-- Exercise prompt --
From the data below, give the number of lines holding the word "screenshot", with nothing else added.

■ ■ ■ ■ ■

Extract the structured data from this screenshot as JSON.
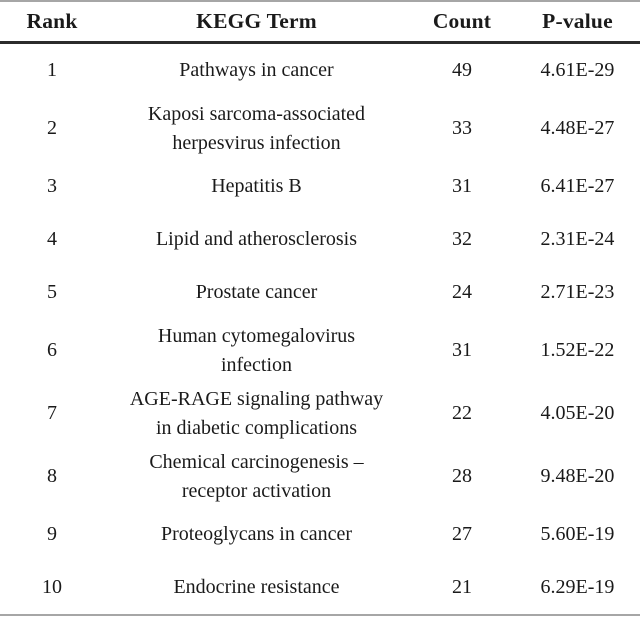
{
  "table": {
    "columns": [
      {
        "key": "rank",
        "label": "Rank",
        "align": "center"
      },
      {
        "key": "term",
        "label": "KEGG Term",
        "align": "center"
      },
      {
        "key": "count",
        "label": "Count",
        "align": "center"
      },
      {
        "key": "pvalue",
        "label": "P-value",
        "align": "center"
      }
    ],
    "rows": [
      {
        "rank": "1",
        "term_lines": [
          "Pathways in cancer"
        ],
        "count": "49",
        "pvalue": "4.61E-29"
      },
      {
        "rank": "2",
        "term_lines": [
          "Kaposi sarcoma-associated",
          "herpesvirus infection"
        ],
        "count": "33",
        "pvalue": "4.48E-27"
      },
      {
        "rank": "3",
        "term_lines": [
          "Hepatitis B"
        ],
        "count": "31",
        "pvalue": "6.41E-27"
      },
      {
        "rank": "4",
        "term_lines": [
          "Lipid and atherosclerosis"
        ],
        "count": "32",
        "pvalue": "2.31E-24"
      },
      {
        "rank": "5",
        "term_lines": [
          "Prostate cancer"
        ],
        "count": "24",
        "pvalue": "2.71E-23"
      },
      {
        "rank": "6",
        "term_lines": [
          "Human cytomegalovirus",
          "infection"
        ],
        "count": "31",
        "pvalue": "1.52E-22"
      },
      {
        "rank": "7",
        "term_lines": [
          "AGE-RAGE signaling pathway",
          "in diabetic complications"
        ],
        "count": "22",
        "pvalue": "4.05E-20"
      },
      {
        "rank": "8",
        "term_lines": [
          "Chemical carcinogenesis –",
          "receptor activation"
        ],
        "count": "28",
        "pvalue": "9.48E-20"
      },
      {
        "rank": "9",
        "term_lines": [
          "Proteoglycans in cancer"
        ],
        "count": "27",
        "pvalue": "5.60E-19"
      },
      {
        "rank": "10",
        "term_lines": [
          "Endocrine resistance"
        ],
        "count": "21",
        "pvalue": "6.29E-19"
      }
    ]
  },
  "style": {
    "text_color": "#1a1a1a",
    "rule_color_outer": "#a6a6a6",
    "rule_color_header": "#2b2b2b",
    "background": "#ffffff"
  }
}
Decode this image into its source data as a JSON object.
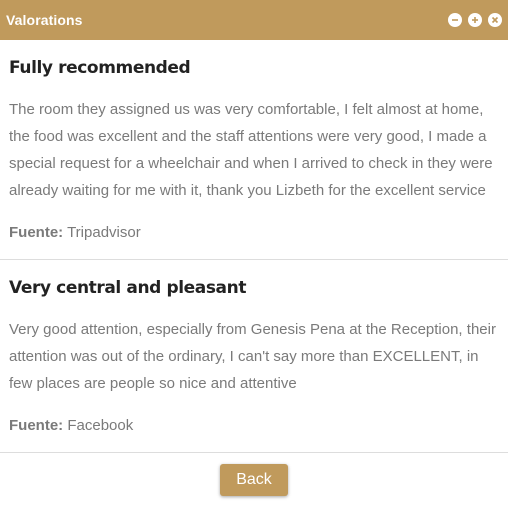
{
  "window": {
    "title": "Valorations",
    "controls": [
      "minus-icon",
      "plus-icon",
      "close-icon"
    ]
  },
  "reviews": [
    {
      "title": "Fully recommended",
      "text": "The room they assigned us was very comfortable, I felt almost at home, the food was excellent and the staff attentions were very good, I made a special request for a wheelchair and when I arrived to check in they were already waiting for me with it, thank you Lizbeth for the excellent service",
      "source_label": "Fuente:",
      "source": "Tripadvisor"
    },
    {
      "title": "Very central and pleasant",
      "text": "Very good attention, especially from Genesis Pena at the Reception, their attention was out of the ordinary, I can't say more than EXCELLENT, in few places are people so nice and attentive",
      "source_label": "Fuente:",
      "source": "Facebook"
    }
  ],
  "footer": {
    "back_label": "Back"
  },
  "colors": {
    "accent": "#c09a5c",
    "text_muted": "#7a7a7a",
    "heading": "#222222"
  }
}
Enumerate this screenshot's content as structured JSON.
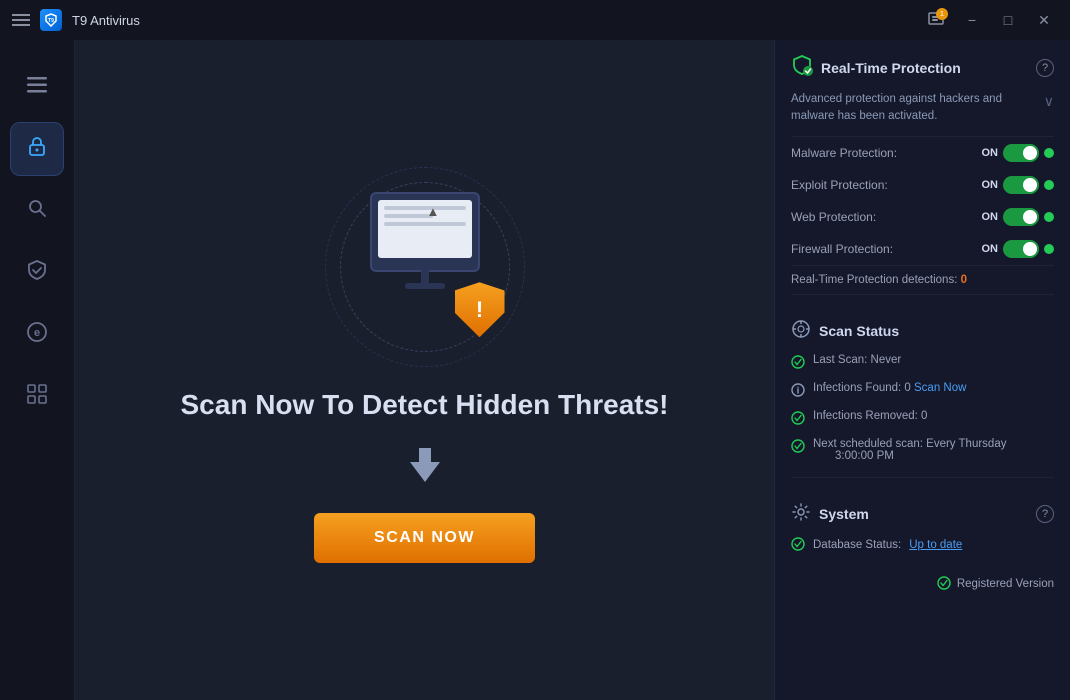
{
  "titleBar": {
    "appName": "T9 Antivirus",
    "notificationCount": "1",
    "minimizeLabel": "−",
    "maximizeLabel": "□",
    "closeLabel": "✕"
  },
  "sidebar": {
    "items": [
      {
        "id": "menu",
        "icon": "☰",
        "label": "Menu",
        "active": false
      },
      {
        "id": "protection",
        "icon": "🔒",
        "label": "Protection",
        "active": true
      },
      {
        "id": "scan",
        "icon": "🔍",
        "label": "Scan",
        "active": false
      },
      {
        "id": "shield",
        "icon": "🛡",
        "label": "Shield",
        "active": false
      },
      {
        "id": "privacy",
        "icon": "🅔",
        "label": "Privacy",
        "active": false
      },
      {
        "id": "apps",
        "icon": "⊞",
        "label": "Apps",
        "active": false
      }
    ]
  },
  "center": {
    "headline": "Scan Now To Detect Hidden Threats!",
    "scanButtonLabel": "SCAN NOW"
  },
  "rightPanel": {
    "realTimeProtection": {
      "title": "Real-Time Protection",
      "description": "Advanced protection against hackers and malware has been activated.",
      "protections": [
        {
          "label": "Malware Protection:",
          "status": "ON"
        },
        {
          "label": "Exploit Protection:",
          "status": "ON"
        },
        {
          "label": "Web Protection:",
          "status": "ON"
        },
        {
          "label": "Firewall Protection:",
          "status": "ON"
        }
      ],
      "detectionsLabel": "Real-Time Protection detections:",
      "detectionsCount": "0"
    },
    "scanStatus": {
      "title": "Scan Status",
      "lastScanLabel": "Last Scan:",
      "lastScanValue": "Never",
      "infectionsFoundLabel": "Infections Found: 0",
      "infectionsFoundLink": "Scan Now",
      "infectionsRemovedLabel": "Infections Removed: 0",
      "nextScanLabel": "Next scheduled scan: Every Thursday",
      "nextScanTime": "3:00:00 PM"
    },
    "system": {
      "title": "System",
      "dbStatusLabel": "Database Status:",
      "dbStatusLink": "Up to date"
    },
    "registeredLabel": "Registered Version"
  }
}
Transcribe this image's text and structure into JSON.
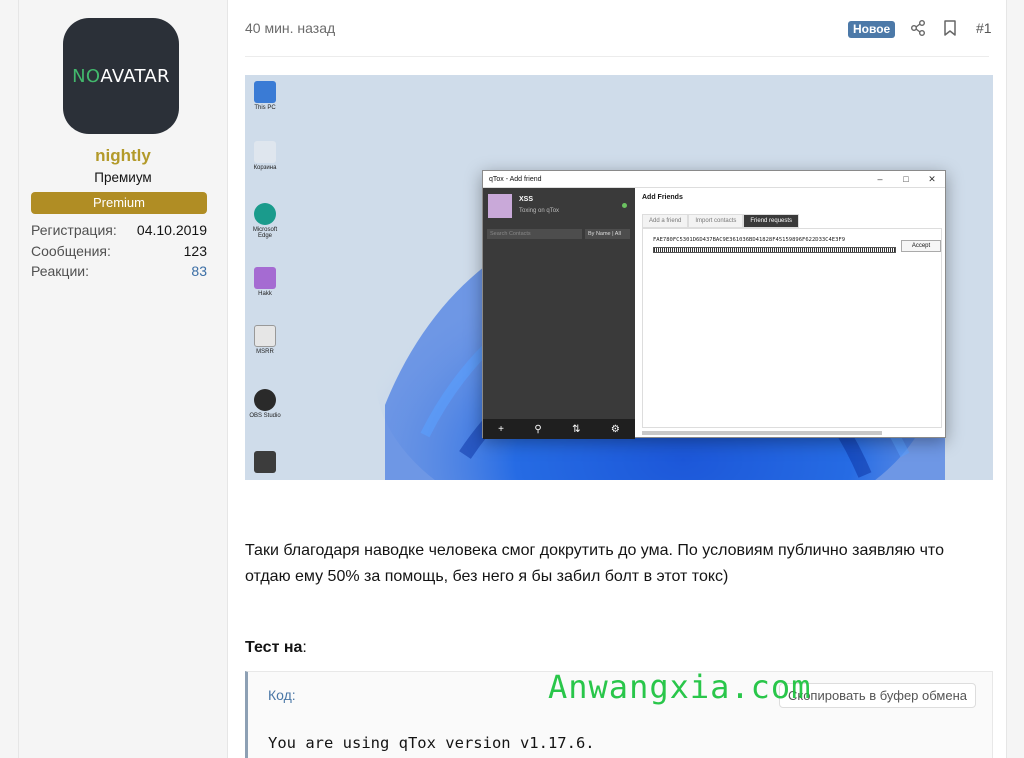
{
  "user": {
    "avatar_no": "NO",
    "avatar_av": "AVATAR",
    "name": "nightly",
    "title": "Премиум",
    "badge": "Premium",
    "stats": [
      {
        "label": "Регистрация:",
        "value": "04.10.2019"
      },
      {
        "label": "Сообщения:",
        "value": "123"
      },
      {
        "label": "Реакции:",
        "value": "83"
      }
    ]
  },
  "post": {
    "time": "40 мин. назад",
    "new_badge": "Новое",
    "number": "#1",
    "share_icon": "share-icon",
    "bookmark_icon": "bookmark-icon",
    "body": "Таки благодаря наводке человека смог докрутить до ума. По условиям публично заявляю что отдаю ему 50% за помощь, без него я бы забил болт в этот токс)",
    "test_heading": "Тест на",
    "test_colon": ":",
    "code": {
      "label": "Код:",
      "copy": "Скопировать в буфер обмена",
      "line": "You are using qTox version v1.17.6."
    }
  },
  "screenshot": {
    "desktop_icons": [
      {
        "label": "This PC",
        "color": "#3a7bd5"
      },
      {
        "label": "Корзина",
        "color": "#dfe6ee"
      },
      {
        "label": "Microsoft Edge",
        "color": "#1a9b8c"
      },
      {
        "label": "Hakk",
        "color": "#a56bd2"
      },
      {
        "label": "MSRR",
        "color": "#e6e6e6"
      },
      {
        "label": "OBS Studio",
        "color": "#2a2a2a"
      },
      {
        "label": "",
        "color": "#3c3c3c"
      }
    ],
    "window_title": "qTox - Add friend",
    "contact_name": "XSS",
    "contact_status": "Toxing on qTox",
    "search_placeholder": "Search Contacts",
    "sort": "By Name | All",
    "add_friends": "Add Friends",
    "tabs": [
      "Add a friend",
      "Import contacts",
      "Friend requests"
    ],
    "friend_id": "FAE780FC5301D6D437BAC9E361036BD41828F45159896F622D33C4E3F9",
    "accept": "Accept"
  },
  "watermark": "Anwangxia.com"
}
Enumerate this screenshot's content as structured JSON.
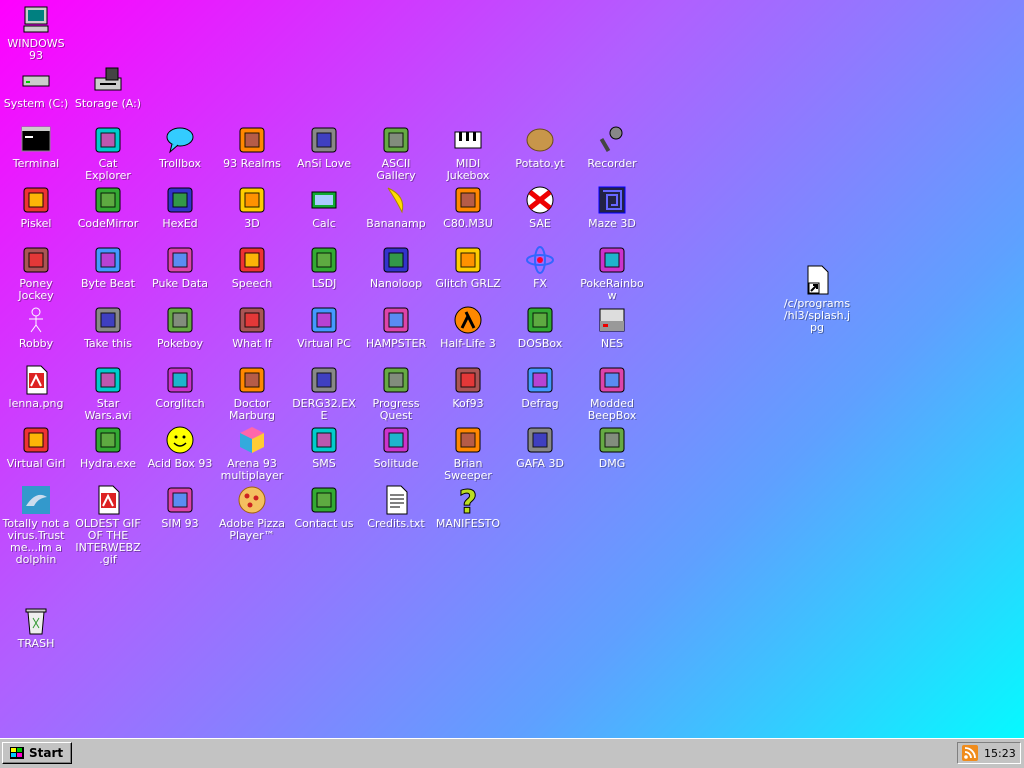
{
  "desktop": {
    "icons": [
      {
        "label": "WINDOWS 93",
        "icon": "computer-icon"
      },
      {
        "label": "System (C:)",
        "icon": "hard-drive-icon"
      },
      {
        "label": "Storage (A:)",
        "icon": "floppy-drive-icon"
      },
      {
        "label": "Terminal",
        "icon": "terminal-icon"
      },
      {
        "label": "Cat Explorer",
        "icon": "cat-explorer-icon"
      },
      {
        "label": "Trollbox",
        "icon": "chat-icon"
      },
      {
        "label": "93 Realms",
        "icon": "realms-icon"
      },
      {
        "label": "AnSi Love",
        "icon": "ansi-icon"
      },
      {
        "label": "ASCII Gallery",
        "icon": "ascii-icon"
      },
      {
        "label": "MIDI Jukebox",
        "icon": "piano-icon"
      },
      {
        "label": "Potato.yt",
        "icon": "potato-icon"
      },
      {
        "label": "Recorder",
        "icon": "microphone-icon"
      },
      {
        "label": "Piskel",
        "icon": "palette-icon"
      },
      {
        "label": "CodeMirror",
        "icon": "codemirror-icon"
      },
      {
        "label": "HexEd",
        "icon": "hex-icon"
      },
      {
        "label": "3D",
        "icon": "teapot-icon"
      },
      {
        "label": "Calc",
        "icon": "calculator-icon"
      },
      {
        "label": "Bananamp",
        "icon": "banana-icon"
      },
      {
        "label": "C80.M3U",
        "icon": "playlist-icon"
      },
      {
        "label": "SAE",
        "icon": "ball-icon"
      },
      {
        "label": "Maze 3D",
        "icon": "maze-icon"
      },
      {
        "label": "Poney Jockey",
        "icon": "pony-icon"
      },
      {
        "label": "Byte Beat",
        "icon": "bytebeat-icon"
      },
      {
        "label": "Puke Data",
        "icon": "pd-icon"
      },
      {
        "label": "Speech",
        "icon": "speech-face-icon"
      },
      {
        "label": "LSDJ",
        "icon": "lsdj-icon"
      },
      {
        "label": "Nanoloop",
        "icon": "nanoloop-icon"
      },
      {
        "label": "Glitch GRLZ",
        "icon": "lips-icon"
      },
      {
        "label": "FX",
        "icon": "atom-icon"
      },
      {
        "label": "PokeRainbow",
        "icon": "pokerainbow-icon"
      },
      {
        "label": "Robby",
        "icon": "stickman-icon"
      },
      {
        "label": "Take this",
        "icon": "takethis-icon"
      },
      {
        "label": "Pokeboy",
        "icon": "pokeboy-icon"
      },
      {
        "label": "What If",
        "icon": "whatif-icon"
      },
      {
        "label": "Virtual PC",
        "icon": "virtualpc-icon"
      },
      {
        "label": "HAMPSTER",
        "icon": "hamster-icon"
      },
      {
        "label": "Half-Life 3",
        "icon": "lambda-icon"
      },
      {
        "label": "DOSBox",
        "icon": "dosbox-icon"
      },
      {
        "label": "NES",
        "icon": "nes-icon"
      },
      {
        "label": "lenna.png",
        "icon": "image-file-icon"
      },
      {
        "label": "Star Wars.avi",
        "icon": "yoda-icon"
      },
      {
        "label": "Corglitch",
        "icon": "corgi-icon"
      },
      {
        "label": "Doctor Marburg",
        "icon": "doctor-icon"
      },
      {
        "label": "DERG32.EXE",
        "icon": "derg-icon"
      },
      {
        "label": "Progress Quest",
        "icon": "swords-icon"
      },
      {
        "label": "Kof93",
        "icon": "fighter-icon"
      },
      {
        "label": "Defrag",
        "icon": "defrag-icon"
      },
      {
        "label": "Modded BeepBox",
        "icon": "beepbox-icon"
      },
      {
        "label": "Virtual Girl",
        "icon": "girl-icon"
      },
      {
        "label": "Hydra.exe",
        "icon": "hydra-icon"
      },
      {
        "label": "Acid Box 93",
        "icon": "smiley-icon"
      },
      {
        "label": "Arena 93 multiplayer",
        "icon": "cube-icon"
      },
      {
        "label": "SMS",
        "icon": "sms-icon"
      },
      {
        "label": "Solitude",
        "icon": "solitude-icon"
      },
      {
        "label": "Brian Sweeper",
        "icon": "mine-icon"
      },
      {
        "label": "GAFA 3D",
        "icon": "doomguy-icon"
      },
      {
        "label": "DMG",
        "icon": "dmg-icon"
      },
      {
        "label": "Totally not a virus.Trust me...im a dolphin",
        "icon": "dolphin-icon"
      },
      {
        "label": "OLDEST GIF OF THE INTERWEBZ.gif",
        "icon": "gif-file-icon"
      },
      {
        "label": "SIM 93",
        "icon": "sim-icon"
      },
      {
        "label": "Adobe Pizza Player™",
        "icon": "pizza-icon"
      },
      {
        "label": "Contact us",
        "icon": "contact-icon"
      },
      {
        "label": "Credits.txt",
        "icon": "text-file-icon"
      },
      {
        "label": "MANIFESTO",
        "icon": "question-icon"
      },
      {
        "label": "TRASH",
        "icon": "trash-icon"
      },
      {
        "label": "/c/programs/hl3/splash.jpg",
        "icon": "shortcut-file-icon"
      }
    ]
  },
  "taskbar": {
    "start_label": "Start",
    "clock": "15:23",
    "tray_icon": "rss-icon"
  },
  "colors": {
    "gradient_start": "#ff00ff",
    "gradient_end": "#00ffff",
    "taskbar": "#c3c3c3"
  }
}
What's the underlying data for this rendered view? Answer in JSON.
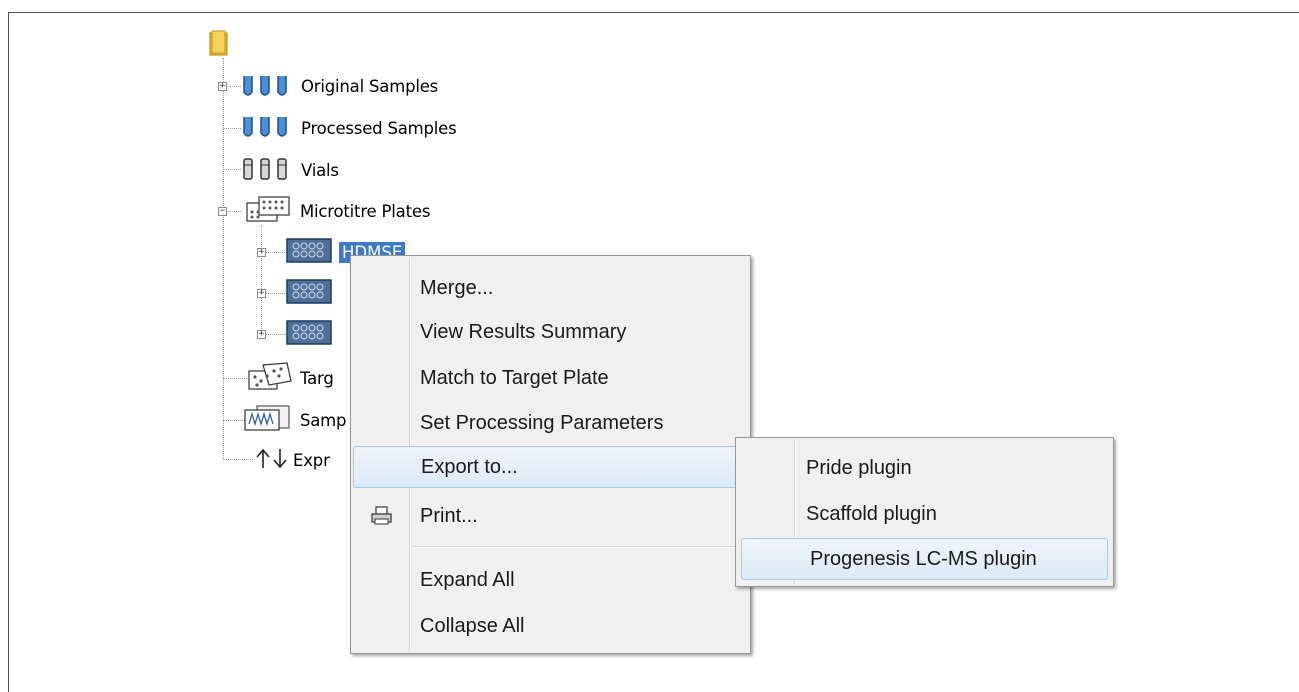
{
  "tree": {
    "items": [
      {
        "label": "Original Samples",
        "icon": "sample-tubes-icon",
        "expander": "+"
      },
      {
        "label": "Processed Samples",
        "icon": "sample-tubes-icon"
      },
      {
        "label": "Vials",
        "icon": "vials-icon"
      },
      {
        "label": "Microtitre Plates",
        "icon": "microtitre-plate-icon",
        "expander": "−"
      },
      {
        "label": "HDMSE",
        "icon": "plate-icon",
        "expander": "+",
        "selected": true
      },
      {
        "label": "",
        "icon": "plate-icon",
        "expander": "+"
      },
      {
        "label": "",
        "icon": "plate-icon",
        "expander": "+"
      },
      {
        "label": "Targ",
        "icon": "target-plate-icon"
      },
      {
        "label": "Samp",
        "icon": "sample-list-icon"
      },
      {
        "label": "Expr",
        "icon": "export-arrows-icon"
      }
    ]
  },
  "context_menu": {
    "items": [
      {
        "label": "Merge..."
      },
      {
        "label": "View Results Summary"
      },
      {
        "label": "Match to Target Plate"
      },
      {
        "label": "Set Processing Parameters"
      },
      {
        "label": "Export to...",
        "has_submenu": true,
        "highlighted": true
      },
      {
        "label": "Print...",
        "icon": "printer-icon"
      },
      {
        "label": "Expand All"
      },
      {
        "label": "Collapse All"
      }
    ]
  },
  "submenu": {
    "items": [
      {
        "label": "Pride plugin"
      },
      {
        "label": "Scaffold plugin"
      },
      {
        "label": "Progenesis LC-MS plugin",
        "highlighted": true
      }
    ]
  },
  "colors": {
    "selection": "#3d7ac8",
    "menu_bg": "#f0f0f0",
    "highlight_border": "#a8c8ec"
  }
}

■ ■ ■ ■ ■

-- Task result --
4